Copy the lines of the items word for word, beginning at the start of the items and ending with the line containing "x-tick-label: 25 (1111, 859, 1162, 905)", with both ends included.

--- Start DATA LINES ---

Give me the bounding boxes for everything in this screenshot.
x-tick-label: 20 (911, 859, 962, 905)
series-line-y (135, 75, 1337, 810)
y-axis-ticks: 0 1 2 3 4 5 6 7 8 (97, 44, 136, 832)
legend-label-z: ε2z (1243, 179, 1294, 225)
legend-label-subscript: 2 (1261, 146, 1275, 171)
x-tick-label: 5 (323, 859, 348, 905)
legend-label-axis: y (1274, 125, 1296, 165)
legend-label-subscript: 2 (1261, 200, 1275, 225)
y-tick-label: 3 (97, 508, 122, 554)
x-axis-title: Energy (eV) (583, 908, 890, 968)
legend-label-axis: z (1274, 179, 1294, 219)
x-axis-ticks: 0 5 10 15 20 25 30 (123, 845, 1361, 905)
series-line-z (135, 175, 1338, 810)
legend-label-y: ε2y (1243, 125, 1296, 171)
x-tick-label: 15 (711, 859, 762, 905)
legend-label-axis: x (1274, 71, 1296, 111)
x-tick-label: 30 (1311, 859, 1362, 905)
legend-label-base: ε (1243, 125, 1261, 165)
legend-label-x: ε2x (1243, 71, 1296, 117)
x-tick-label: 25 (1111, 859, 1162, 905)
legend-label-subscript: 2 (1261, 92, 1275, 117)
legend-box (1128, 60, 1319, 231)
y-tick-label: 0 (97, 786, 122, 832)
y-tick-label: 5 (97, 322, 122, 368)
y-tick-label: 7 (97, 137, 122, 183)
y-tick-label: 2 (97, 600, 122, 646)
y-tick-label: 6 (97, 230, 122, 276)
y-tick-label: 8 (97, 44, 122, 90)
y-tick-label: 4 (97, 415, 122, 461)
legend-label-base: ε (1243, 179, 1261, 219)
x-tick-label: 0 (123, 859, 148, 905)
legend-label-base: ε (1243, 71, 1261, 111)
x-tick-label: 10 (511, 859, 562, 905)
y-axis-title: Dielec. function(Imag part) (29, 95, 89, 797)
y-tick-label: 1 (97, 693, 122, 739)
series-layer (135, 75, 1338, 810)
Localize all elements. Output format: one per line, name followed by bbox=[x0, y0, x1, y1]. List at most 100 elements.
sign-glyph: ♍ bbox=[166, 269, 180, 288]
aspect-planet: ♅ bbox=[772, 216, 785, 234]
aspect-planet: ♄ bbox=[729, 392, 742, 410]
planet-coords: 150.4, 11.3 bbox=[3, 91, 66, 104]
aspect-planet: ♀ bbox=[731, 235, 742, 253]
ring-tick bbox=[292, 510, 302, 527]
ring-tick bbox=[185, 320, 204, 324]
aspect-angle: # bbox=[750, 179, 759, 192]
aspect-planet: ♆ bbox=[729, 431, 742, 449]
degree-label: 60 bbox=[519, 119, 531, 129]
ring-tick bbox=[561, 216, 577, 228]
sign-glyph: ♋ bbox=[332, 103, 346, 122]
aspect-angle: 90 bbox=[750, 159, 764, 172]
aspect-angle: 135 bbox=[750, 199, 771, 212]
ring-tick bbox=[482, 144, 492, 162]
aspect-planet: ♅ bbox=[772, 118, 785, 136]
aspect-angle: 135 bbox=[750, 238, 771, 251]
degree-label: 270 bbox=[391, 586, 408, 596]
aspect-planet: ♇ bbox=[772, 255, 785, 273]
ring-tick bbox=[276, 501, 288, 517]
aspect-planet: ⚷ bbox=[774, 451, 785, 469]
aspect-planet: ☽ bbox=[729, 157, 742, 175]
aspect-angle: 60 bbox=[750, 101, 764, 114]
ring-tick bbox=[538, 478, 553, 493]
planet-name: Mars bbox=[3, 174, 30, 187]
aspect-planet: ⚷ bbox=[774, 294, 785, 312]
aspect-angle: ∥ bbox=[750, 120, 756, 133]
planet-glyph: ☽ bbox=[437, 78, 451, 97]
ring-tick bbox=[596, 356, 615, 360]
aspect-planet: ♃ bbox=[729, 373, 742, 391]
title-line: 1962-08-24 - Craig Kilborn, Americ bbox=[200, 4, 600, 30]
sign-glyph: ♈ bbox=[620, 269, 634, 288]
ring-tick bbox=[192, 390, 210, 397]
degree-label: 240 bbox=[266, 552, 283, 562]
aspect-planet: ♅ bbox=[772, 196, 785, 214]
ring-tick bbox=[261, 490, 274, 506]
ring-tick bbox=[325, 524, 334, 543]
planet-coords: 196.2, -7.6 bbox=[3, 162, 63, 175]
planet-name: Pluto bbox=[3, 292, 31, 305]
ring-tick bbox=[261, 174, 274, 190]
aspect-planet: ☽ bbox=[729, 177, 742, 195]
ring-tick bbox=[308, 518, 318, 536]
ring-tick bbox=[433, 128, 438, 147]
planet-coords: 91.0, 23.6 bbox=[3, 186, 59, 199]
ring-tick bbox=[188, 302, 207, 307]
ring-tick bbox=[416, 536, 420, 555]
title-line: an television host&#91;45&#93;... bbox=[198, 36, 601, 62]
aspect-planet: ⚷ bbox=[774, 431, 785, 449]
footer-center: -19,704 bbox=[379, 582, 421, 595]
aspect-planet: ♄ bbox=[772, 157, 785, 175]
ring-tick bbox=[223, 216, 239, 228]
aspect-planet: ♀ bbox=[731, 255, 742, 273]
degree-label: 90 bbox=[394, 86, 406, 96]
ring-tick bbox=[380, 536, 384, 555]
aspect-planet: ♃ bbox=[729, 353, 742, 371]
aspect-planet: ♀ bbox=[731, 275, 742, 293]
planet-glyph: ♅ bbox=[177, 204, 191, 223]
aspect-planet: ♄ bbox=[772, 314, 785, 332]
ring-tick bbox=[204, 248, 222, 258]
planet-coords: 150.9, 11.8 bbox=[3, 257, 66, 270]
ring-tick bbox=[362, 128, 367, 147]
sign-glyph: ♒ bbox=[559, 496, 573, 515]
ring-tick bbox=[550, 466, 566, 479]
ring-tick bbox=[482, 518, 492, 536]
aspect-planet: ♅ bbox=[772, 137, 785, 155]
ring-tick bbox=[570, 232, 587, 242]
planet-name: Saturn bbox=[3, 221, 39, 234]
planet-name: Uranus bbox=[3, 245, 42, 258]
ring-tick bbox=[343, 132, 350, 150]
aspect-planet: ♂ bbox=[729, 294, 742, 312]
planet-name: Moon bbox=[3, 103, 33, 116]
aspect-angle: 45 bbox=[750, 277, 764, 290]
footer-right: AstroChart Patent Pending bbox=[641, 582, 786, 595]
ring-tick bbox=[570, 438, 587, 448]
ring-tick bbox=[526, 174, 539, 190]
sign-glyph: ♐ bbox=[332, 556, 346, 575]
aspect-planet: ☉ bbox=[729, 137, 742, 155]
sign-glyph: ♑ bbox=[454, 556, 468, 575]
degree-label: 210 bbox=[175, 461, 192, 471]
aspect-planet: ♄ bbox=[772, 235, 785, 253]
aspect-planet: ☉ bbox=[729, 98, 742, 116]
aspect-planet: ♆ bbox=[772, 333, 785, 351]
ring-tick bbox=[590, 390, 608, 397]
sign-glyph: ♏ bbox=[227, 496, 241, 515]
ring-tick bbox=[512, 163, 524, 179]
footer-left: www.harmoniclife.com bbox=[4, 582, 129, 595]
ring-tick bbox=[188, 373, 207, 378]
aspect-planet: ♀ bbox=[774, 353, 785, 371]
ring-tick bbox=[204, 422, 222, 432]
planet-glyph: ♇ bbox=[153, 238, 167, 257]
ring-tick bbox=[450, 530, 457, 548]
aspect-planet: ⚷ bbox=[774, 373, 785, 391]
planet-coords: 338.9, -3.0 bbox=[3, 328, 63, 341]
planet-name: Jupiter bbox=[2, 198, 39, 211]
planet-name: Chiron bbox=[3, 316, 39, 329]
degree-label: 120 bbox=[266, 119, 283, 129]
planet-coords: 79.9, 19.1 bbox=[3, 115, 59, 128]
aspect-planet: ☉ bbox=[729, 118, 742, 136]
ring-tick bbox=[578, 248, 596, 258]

--- End DATA LINES ---

■ **SOLUTION FOR THIS TASK**
Give me the bounding boxes for everything in this screenshot.
x-tick-label: 20 (911, 859, 962, 905)
series-line-y (135, 75, 1337, 810)
y-axis-ticks: 0 1 2 3 4 5 6 7 8 (97, 44, 136, 832)
legend-label-z: ε2z (1243, 179, 1294, 225)
legend-label-subscript: 2 (1261, 146, 1275, 171)
x-tick-label: 5 (323, 859, 348, 905)
legend-label-axis: y (1274, 125, 1296, 165)
legend-label-subscript: 2 (1261, 200, 1275, 225)
y-tick-label: 3 (97, 508, 122, 554)
x-axis-title: Energy (eV) (583, 908, 890, 968)
legend-label-axis: z (1274, 179, 1294, 219)
x-axis-ticks: 0 5 10 15 20 25 30 (123, 845, 1361, 905)
series-line-z (135, 175, 1338, 810)
legend-label-y: ε2y (1243, 125, 1296, 171)
x-tick-label: 15 (711, 859, 762, 905)
legend-label-axis: x (1274, 71, 1296, 111)
x-tick-label: 30 (1311, 859, 1362, 905)
legend-label-base: ε (1243, 125, 1261, 165)
legend-label-x: ε2x (1243, 71, 1296, 117)
x-tick-label: 25 (1111, 859, 1162, 905)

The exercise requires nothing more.